* _Stated exercise 1_
Can you reproduce the entries below, from their very start through the line containing "term-droits-reels: droits réels", with both ends included and nothing altered?

* _Provided passage_
— BEGIN —

Technical rants on distributed computing, high performance data management, etc. You are warned! A lot will be shameless promotion for VMWare products

Monday, April 09, 2007

Reliable pub Sub is an integral part of a Data Fabric

Can the data fabric (or a distributed cache with strong reliability semantics in message distribution) be used as a replacement for traditional messaging? This is a question we frequently get asked and this has been a sweet spot for us at GemStone. Here is some rant on the rationale:

Instead of a distributed main memory based data management solution that merely manages key-value pairs, imagine a solution that can manage objects along with relationships. In other words, ensures data integrity through knowledge about the entire data model. Ahh! like a database.
Now, combine this attribute with the ability to distribute data (replicate, partition, whatever) to many nodes, reliably and provide notifications to subsribing applications. What you get is a ACTIVE, distributed data management system - a system that inherently provides reliable pub-sub along with key semantics of the traditional data management system. Applications simply update a database (objects and relationships), express interest through complex query expressions on the data model and get delivered notifications based on their interest.

In a traditional messaging solution:

  1. Publishing application has to explicitly construct messages, add header information for message identification and to allow subscribers to make sense of the message add enough contexual information. Often, this contextual information takes the form of identifiers (keys that point to the real data in some database).
  2. Most messaging solutions use hub-spoke mechanisms to queue, relay messages to subscribers. i.e. messages hop from application process to some server process managed by the messaging provider and then to the receiving application. Look at many practical applications and you will find that the cost of messaging is not necessarily in the network, but, rather in the CPU costs associated with (de)serialization and all the copying of byte[] that goes on each process space and in the kernel layers.
  3. Receiving application again has to do the reverse - parse headers, deserialize message body and then make sense of the message. To make any decision, often the application has to look up related data from other enterprise repositories such as a relational database, often slowing down the rate at which the entire flow can operate to the slowest link - often the relational database query.
Now, with a data fabric, all applications are sharing a single data model and express interest on the data model through simple, intuitive queries. The underlying fabric is constantly detecting what and how data and relationships are changing and simply sends notifications of the changes to the consuming application.

Note the following advantages with a data fabric:

  1. Application processes are connected to each other in a p2p fashion with direct connections between each. This allows the fabric to avoid unnecessary network hops, dramatically reducing latency and CPU costs associated with message transfer.
  2. As the data is typically held in multiple locations and often replicated to the process space of the consuming application, the publisher doesn't have to send obese messages - applications merely change the data fabric and underneath the hood the right "delta" event gets propagated to the consuming applications.
  3. The receiving application when notified can take immediate business decisions as the contextual information they need is cached right there.

More later ....

— END —

* _Data shown_
— BEGIN —

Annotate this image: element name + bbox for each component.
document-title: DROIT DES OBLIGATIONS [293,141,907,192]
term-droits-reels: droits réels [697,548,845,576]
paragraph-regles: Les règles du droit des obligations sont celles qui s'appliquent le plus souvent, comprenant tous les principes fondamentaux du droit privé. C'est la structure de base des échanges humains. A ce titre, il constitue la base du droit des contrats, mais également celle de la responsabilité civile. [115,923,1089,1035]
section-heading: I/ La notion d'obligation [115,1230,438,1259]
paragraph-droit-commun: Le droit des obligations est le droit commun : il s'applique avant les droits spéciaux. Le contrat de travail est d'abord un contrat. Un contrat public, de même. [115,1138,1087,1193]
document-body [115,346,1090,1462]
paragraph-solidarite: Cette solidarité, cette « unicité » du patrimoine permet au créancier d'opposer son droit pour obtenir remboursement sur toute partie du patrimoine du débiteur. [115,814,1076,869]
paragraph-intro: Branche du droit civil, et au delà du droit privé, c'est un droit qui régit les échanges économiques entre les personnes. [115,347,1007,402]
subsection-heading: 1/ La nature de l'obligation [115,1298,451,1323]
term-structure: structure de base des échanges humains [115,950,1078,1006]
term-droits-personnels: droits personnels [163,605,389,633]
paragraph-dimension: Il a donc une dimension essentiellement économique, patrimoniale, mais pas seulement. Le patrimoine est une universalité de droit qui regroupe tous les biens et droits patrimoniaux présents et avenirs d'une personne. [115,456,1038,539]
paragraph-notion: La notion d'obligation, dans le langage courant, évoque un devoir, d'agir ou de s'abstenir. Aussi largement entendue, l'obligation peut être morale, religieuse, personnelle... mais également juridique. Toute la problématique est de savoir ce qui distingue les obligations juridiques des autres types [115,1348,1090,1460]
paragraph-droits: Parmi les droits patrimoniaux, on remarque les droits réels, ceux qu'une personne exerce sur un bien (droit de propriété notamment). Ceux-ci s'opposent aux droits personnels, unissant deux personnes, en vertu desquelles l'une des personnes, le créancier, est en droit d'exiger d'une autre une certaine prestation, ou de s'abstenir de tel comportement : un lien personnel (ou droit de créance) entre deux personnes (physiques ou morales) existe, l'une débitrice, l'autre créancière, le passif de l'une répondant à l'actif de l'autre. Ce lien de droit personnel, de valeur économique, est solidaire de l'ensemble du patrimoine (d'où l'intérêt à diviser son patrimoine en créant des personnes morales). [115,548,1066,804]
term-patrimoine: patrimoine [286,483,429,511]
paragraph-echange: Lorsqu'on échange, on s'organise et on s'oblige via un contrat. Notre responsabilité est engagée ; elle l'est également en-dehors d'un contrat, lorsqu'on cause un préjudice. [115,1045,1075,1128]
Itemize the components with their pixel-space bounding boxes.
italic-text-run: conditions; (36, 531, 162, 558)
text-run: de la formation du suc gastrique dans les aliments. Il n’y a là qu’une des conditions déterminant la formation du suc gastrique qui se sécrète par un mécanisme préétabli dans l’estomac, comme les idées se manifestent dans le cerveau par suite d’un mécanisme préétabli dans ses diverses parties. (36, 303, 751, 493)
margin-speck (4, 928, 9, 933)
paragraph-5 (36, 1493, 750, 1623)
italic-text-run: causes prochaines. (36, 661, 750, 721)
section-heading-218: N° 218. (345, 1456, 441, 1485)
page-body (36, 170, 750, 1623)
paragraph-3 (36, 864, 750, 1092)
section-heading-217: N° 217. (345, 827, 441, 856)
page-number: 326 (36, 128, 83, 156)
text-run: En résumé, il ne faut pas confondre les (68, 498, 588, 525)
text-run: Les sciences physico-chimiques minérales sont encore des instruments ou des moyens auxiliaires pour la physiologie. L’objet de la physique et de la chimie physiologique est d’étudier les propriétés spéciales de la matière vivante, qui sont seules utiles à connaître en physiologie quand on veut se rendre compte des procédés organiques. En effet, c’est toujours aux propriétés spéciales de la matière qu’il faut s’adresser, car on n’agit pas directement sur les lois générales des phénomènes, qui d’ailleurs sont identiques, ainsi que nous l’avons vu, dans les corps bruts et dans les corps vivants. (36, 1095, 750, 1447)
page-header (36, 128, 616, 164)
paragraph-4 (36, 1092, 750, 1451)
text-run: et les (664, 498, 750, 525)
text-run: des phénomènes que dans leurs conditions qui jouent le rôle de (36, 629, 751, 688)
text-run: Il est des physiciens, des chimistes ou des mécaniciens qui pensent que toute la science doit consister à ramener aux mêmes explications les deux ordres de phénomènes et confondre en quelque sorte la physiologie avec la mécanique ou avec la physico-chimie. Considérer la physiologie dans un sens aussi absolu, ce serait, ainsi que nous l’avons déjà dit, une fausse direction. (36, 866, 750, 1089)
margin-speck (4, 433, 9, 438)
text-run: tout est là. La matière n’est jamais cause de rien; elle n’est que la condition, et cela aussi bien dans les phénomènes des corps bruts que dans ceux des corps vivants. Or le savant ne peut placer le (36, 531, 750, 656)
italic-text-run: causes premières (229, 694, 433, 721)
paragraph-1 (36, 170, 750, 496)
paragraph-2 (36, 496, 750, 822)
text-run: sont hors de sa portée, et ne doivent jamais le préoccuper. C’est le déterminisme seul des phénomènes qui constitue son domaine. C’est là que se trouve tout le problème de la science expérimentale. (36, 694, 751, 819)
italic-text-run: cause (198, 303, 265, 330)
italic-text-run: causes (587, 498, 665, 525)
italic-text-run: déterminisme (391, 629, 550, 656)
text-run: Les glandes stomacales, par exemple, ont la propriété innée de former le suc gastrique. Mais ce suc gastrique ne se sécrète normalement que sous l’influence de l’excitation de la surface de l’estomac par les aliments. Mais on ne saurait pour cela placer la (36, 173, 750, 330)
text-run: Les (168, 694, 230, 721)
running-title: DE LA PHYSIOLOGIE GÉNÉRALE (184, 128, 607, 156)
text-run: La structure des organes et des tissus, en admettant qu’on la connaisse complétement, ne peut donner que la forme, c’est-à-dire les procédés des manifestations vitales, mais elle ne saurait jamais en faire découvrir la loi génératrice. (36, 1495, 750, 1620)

— END —

* _Stated exercise 2_
Can you condense the paragraph beginning "Now, combine this attribute" in the data fabric post into a short bulleted list that keeps its main facts?

* _Result 1_
Annotate this image: element name + bbox for each component.
document-title: DROIT DES OBLIGATIONS [293,141,907,192]
term-droits-reels: droits réels [697,548,845,576]

* _Result 2_
- Managing objects and relationships is combined with reliably distributing data (replicating, partitioning) to many nodes and notifying subscribing applications.
- The result is an active, distributed data management system that inherently provides reliable pub-sub along with the key semantics of a traditional data management system.
- Applications update a database of objects and relationships, express interest through complex query expressions on the data model, and receive notifications based on that interest.